Of all the lines in the material, how many include the word "this"? Give only the number.

(Figure collection entries)

## start

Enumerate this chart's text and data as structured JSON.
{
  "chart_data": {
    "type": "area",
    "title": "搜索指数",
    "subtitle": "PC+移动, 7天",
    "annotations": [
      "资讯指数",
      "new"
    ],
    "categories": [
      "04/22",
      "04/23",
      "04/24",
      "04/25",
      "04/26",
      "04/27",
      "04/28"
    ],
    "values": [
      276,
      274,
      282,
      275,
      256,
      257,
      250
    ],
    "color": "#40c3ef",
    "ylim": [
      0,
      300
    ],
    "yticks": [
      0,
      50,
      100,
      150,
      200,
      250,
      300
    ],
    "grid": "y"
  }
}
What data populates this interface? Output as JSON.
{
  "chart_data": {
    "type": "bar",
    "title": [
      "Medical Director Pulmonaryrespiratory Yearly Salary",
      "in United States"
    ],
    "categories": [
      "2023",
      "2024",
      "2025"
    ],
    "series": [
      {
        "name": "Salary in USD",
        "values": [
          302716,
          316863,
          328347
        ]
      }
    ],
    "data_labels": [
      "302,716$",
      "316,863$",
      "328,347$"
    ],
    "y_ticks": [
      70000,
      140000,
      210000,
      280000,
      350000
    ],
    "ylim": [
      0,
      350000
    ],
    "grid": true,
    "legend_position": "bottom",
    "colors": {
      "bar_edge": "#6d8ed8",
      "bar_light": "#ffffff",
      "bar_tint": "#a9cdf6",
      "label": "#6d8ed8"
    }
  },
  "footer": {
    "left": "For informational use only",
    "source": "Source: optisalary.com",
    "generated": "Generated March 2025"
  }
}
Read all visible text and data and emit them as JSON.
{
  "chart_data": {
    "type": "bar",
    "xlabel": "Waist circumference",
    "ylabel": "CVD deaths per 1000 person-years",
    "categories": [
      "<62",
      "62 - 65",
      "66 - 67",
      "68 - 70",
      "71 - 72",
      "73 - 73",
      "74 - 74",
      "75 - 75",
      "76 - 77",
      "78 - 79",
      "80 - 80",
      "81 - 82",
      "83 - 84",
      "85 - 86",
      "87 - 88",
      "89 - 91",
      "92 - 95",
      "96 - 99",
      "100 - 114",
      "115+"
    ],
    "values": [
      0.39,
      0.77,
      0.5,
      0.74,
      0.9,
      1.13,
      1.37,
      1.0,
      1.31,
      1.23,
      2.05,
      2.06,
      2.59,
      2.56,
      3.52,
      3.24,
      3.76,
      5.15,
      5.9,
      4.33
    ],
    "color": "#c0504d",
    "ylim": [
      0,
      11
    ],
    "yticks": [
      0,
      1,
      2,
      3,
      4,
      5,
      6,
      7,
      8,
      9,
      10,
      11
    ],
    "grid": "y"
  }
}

## end

--- ANSWER FOR THE TASK ---
2